◆ **PROBLEM DETAILS**: Look through the listing and locate every line containing the word "image"; copy those lines.

◆ **Stored items**:
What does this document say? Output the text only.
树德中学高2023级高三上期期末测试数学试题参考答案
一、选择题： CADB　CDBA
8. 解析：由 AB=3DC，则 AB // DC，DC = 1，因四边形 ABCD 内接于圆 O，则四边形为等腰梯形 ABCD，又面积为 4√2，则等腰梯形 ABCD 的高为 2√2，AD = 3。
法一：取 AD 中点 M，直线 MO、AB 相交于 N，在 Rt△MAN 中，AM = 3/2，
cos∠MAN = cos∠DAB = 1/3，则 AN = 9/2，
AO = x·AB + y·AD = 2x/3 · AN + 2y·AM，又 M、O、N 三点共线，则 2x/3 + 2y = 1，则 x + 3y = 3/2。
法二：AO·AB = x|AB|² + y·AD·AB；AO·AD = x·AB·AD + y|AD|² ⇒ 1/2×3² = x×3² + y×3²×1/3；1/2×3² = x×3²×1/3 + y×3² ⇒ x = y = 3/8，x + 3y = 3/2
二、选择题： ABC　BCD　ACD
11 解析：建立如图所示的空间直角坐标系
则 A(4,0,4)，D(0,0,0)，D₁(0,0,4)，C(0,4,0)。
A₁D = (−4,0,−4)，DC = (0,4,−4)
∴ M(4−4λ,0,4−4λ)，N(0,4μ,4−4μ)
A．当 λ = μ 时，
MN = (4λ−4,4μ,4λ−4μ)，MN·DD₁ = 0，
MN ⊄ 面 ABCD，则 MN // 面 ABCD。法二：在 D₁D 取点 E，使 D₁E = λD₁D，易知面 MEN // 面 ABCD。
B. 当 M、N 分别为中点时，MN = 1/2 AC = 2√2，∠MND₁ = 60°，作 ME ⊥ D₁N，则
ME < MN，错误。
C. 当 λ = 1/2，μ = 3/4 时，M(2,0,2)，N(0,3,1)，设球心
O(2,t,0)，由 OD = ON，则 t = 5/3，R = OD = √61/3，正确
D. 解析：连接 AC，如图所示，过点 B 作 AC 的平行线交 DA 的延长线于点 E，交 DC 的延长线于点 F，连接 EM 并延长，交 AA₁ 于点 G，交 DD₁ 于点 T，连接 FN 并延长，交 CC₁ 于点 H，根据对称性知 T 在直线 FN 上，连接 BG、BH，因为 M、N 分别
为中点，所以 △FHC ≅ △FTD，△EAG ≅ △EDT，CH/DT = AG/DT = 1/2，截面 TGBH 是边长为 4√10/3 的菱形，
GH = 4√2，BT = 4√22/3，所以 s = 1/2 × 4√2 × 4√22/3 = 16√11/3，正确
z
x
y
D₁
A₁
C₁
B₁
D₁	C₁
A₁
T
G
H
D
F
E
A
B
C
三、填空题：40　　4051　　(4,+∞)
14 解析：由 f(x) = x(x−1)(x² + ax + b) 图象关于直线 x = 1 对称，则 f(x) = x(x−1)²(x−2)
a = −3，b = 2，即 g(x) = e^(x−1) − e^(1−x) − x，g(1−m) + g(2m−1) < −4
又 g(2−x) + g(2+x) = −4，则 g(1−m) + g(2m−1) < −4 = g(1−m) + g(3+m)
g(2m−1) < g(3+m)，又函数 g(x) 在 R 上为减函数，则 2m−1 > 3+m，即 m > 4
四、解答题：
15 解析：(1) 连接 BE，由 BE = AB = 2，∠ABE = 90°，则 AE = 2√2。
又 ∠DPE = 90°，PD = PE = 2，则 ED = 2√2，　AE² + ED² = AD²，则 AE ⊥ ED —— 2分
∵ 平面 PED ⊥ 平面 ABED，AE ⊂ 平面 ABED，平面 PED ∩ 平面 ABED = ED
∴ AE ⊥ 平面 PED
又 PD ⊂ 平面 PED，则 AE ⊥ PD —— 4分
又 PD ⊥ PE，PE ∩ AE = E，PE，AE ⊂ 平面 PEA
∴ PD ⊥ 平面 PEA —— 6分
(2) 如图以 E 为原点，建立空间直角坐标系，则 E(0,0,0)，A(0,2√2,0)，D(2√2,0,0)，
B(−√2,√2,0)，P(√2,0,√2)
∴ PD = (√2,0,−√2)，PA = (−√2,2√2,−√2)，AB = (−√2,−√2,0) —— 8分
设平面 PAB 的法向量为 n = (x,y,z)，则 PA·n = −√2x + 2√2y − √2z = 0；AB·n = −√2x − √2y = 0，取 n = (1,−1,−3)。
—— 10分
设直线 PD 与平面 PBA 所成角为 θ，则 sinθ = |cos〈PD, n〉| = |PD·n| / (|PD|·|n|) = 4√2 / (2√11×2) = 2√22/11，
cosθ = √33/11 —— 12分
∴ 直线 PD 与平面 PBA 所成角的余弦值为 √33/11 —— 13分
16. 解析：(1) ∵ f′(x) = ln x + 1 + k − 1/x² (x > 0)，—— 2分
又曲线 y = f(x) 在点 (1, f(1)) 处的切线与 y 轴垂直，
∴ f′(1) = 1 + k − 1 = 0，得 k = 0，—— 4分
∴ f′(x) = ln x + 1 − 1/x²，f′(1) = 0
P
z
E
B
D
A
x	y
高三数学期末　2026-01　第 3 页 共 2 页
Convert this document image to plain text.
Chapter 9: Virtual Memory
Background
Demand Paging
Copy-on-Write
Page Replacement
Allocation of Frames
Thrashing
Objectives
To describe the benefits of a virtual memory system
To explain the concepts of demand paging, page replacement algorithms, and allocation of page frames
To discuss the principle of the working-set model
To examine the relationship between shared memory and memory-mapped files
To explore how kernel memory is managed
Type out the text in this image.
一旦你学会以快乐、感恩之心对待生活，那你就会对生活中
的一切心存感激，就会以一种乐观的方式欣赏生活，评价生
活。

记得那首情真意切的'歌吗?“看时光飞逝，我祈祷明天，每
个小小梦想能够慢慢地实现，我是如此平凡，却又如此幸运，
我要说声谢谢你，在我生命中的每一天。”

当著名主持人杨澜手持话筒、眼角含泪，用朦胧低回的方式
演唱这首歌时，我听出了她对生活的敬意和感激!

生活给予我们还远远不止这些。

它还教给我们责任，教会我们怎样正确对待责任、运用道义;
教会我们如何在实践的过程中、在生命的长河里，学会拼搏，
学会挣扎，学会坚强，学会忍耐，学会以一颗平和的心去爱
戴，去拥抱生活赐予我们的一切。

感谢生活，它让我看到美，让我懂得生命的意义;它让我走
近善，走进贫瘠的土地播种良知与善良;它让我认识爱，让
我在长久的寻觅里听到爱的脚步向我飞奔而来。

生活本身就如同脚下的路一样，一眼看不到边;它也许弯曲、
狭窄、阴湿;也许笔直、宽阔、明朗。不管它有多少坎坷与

◆ **WORKED SOLUTION**:
Convert this document image to plain text.
Type out the text in this image.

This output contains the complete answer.